### WORK TO DO
The entire listing is to be repeated verbatim.

==*==

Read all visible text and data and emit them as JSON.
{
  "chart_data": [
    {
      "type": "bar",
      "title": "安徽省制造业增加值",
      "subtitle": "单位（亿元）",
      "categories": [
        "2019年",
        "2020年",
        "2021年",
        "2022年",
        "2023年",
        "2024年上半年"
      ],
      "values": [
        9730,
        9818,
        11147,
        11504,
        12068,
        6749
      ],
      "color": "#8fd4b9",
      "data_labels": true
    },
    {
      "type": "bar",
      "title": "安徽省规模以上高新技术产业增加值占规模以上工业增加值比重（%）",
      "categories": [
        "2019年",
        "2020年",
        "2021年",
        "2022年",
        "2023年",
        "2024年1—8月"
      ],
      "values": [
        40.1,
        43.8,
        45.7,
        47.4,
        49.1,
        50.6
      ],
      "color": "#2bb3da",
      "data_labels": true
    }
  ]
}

==*==

### EXERCISE OUTPUT
Read all visible text and data and emit them as JSON.
{
  "chart_data": [
    {
      "type": "bar",
      "title": "安徽省制造业增加值",
      "subtitle": "单位（亿元）",
      "categories": [
        "2019年",
        "2020年",
        "2021年",
        "2022年",
        "2023年",
        "2024年上半年"
      ],
      "values": [
        9730,
        9818,
        11147,
        11504,
        12068,
        6749
      ],
      "color": "#8fd4b9",
      "data_labels": true
    },
    {
      "type": "bar",
      "title": "安徽省规模以上高新技术产业增加值占规模以上工业增加值比重（%）",
      "categories": [
        "2019年",
        "2020年",
        "2021年",
        "2022年",
        "2023年",
        "2024年1—8月"
      ],
      "values": [
        40.1,
        43.8,
        45.7,
        47.4,
        49.1,
        50.6
      ],
      "color": "#2bb3da",
      "data_labels": true
    }
  ]
}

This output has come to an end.